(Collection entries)
^^^^^^^^
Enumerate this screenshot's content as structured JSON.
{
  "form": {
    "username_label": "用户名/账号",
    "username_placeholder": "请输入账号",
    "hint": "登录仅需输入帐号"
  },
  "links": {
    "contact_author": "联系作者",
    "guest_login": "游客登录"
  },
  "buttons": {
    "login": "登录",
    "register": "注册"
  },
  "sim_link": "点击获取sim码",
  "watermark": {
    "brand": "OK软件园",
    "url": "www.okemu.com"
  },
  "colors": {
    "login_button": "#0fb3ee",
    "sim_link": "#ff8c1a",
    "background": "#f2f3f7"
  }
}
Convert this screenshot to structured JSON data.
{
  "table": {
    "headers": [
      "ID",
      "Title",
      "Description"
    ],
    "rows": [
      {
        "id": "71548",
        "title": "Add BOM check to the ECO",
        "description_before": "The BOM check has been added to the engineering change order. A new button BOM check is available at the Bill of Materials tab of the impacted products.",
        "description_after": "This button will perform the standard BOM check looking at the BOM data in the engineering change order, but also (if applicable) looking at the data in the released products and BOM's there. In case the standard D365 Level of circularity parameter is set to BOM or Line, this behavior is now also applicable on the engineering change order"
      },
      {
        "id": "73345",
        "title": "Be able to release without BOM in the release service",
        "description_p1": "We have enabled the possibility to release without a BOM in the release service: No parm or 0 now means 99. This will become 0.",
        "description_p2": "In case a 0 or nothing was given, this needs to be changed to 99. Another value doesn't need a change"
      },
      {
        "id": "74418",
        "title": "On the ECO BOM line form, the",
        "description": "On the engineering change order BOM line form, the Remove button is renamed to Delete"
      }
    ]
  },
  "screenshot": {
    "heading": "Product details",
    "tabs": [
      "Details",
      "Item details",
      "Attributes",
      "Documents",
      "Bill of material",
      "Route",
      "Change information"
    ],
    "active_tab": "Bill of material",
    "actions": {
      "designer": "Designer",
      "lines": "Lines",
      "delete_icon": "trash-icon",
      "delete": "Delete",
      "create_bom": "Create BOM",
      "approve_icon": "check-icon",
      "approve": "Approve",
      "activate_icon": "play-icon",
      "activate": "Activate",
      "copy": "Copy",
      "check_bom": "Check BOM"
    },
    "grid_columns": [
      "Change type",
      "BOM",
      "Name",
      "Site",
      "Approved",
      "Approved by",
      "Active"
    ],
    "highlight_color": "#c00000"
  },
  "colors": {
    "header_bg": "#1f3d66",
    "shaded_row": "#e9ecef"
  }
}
^^^^^^^^
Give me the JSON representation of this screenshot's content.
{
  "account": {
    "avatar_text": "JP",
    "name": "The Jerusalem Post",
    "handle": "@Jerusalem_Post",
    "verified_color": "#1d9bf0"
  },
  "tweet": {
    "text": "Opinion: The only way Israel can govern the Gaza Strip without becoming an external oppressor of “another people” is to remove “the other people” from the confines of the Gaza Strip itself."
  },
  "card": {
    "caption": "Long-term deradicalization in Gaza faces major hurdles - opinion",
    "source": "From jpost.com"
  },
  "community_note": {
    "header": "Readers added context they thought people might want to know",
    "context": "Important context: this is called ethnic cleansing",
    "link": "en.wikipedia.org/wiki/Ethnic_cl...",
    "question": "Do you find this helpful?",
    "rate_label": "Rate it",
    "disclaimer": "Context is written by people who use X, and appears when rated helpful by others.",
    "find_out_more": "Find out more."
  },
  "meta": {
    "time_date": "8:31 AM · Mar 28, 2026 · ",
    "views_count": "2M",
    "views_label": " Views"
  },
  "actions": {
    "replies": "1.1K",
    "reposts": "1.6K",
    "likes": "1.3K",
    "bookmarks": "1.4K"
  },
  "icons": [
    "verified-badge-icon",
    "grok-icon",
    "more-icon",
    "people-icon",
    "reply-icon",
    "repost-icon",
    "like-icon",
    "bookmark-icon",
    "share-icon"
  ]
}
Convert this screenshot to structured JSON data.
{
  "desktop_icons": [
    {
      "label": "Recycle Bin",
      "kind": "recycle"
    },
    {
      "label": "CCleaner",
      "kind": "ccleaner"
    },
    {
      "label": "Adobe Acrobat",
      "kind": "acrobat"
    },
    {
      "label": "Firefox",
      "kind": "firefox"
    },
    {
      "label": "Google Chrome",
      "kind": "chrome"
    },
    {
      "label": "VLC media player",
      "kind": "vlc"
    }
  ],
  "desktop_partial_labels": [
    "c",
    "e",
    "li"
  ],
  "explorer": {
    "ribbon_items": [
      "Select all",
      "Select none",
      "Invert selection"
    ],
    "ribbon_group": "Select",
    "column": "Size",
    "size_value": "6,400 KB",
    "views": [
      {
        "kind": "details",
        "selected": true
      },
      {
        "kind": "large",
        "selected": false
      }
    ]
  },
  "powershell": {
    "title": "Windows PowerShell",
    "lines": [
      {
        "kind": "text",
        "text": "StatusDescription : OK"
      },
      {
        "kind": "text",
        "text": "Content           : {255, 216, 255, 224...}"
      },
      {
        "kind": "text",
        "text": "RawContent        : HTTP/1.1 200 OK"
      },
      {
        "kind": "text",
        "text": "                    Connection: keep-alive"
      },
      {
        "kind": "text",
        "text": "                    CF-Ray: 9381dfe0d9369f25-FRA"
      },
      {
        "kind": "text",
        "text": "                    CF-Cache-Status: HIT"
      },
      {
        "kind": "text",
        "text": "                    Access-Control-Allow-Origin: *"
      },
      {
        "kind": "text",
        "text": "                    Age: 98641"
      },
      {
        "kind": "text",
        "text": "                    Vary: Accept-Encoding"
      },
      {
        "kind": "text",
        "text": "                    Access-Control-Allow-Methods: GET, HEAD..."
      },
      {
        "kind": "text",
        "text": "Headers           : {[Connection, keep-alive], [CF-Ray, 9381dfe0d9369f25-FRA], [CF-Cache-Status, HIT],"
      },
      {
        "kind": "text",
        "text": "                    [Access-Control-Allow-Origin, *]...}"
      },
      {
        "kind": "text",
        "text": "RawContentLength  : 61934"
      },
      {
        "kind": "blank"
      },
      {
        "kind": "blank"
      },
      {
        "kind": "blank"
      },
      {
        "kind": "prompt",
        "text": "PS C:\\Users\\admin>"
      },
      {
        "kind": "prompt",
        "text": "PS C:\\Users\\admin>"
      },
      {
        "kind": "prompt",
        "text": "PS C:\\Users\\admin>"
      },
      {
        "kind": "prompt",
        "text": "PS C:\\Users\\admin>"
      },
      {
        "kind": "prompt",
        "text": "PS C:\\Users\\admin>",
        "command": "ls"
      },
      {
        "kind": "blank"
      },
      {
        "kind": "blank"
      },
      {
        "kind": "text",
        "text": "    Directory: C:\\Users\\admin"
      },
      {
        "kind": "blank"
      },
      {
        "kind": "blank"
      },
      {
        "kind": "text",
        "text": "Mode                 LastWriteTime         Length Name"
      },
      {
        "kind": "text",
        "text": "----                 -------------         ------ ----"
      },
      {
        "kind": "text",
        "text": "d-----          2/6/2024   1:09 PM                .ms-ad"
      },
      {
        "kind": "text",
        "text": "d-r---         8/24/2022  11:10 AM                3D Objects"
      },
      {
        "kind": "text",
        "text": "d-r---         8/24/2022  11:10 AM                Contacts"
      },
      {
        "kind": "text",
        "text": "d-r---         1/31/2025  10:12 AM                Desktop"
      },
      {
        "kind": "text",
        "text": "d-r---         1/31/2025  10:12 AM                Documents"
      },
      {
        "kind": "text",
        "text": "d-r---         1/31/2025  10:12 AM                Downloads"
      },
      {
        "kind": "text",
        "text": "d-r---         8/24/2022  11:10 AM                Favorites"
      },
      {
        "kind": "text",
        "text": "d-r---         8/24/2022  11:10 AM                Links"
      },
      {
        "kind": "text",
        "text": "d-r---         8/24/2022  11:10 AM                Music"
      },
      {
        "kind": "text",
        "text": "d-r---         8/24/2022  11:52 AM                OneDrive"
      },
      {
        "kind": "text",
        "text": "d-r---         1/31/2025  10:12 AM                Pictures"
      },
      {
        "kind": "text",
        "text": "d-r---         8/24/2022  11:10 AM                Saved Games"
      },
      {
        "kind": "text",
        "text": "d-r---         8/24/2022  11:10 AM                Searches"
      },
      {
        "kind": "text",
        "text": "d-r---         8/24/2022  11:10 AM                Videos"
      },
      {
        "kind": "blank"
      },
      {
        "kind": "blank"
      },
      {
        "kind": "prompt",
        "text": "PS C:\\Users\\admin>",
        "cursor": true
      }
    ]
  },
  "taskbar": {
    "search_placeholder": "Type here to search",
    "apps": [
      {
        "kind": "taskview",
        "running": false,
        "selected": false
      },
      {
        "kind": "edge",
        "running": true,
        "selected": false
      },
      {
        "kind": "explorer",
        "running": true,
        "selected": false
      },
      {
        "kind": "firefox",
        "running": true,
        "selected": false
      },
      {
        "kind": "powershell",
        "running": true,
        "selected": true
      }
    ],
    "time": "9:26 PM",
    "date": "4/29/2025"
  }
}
^^^^^^^^
AIM OF THE EXERCISE:
Copy out each line of the records that holds the string "products".

REPLY TO THE TASK:
        "description_before": "The BOM check has been added to the engineering change order. A new button BOM check is available at the Bill of Materials tab of the impacted products.",
        "description_after": "This button will perform the standard BOM check looking at the BOM data in the engineering change order, but also (if applicable) looking at the data in the released products and BOM's there. In case the standard D365 Level of circularity parameter is set to BOM or Line, this behavior is now also applicable on the engineering change order"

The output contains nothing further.